Return each line of the records below without changing a single character.

Given data:
*****
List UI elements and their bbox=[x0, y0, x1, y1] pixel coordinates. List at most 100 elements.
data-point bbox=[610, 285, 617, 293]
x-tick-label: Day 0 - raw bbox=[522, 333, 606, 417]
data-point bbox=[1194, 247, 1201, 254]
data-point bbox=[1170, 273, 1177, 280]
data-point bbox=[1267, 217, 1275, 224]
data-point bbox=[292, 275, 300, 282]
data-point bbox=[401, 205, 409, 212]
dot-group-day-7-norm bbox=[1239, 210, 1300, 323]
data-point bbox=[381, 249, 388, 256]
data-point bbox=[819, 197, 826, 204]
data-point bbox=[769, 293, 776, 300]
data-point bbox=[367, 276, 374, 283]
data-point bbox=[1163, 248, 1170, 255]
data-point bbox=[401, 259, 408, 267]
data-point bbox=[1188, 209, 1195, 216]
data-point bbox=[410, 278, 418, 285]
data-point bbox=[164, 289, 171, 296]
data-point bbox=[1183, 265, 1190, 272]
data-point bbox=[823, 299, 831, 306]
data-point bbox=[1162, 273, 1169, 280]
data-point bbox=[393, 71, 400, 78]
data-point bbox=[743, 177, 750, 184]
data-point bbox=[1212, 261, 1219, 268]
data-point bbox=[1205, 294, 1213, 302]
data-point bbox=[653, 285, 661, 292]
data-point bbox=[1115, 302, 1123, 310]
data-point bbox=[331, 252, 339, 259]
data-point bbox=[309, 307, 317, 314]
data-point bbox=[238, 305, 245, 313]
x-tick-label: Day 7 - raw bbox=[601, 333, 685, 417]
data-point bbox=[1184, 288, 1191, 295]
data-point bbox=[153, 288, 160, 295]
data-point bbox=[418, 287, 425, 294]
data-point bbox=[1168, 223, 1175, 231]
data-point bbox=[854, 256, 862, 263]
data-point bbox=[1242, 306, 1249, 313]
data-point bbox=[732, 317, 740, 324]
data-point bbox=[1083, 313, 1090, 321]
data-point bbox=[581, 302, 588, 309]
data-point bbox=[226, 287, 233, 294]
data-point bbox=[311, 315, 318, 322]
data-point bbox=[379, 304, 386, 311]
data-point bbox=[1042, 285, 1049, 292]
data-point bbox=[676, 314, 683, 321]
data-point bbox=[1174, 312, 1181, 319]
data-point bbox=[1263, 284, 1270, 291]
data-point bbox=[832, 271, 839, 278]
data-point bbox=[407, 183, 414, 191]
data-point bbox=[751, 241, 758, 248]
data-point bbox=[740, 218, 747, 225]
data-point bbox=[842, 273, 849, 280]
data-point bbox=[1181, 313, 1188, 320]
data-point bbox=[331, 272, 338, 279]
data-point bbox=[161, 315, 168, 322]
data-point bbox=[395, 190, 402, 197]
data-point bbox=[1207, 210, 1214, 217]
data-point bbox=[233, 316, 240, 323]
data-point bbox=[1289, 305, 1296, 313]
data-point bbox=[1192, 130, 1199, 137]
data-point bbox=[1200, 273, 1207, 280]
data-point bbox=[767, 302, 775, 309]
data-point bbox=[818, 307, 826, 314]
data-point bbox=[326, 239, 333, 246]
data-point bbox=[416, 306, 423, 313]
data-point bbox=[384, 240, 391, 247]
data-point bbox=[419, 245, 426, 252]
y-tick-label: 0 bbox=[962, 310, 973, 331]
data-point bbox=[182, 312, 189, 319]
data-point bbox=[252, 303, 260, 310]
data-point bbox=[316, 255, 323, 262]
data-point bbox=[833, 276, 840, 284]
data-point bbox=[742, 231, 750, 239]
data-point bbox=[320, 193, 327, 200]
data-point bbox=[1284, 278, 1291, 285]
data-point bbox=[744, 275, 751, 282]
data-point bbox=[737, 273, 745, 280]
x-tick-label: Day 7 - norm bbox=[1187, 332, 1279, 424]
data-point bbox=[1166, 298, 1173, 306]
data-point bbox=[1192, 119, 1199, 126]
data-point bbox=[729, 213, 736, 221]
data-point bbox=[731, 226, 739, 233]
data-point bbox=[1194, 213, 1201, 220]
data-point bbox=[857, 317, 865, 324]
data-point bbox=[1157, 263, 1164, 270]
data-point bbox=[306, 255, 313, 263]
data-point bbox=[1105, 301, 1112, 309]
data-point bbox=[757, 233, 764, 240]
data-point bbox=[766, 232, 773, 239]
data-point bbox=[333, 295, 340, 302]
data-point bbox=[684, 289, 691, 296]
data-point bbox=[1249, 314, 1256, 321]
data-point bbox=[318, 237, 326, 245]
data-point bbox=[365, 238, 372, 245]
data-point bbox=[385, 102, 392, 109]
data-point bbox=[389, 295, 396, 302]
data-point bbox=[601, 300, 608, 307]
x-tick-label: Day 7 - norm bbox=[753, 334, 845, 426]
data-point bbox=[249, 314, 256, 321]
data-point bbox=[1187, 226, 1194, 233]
*****
Exercise answer:
List UI elements and their bbox=[x0, y0, x1, y1] pixel coordinates. List at most 100 elements.
data-point bbox=[610, 285, 617, 293]
x-tick-label: Day 0 - raw bbox=[522, 333, 606, 417]
data-point bbox=[1194, 247, 1201, 254]
data-point bbox=[1170, 273, 1177, 280]
data-point bbox=[1267, 217, 1275, 224]
data-point bbox=[292, 275, 300, 282]
data-point bbox=[401, 205, 409, 212]
dot-group-day-7-norm bbox=[1239, 210, 1300, 323]
data-point bbox=[381, 249, 388, 256]
data-point bbox=[819, 197, 826, 204]
data-point bbox=[769, 293, 776, 300]
data-point bbox=[367, 276, 374, 283]
data-point bbox=[1163, 248, 1170, 255]
data-point bbox=[401, 259, 408, 267]
data-point bbox=[1188, 209, 1195, 216]
data-point bbox=[410, 278, 418, 285]
data-point bbox=[164, 289, 171, 296]
data-point bbox=[1183, 265, 1190, 272]
data-point bbox=[823, 299, 831, 306]
data-point bbox=[1162, 273, 1169, 280]
data-point bbox=[393, 71, 400, 78]
data-point bbox=[743, 177, 750, 184]
data-point bbox=[1212, 261, 1219, 268]
data-point bbox=[1205, 294, 1213, 302]
data-point bbox=[653, 285, 661, 292]
data-point bbox=[1115, 302, 1123, 310]
data-point bbox=[331, 252, 339, 259]
data-point bbox=[309, 307, 317, 314]
data-point bbox=[238, 305, 245, 313]
x-tick-label: Day 7 - raw bbox=[601, 333, 685, 417]
data-point bbox=[1184, 288, 1191, 295]
data-point bbox=[153, 288, 160, 295]
data-point bbox=[418, 287, 425, 294]
data-point bbox=[1168, 223, 1175, 231]
data-point bbox=[854, 256, 862, 263]
data-point bbox=[1242, 306, 1249, 313]
data-point bbox=[732, 317, 740, 324]
data-point bbox=[1083, 313, 1090, 321]
data-point bbox=[581, 302, 588, 309]
data-point bbox=[226, 287, 233, 294]
data-point bbox=[311, 315, 318, 322]
data-point bbox=[379, 304, 386, 311]
data-point bbox=[1042, 285, 1049, 292]
data-point bbox=[676, 314, 683, 321]
data-point bbox=[1174, 312, 1181, 319]
data-point bbox=[1263, 284, 1270, 291]
data-point bbox=[832, 271, 839, 278]
data-point bbox=[407, 183, 414, 191]
data-point bbox=[751, 241, 758, 248]
data-point bbox=[740, 218, 747, 225]
data-point bbox=[842, 273, 849, 280]
data-point bbox=[1181, 313, 1188, 320]
data-point bbox=[331, 272, 338, 279]
data-point bbox=[161, 315, 168, 322]
data-point bbox=[395, 190, 402, 197]
data-point bbox=[1207, 210, 1214, 217]
data-point bbox=[233, 316, 240, 323]
data-point bbox=[1289, 305, 1296, 313]
data-point bbox=[1192, 130, 1199, 137]
data-point bbox=[1200, 273, 1207, 280]
data-point bbox=[767, 302, 775, 309]
data-point bbox=[818, 307, 826, 314]
data-point bbox=[326, 239, 333, 246]
data-point bbox=[416, 306, 423, 313]
data-point bbox=[384, 240, 391, 247]
data-point bbox=[419, 245, 426, 252]
y-tick-label: 0 bbox=[962, 310, 973, 331]
data-point bbox=[182, 312, 189, 319]
data-point bbox=[252, 303, 260, 310]
data-point bbox=[316, 255, 323, 262]
data-point bbox=[833, 276, 840, 284]
data-point bbox=[742, 231, 750, 239]
data-point bbox=[320, 193, 327, 200]
data-point bbox=[1284, 278, 1291, 285]
data-point bbox=[744, 275, 751, 282]
data-point bbox=[737, 273, 745, 280]
x-tick-label: Day 7 - norm bbox=[1187, 332, 1279, 424]
data-point bbox=[1166, 298, 1173, 306]
data-point bbox=[1192, 119, 1199, 126]
data-point bbox=[729, 213, 736, 221]
data-point bbox=[731, 226, 739, 233]
data-point bbox=[1194, 213, 1201, 220]
data-point bbox=[857, 317, 865, 324]
data-point bbox=[1157, 263, 1164, 270]
data-point bbox=[306, 255, 313, 263]
data-point bbox=[1105, 301, 1112, 309]
data-point bbox=[757, 233, 764, 240]
data-point bbox=[766, 232, 773, 239]
data-point bbox=[333, 295, 340, 302]
data-point bbox=[684, 289, 691, 296]
data-point bbox=[1249, 314, 1256, 321]
data-point bbox=[318, 237, 326, 245]
data-point bbox=[365, 238, 372, 245]
data-point bbox=[385, 102, 392, 109]
data-point bbox=[389, 295, 396, 302]
data-point bbox=[601, 300, 608, 307]
x-tick-label: Day 7 - norm bbox=[753, 334, 845, 426]
data-point bbox=[249, 314, 256, 321]
data-point bbox=[1187, 226, 1194, 233]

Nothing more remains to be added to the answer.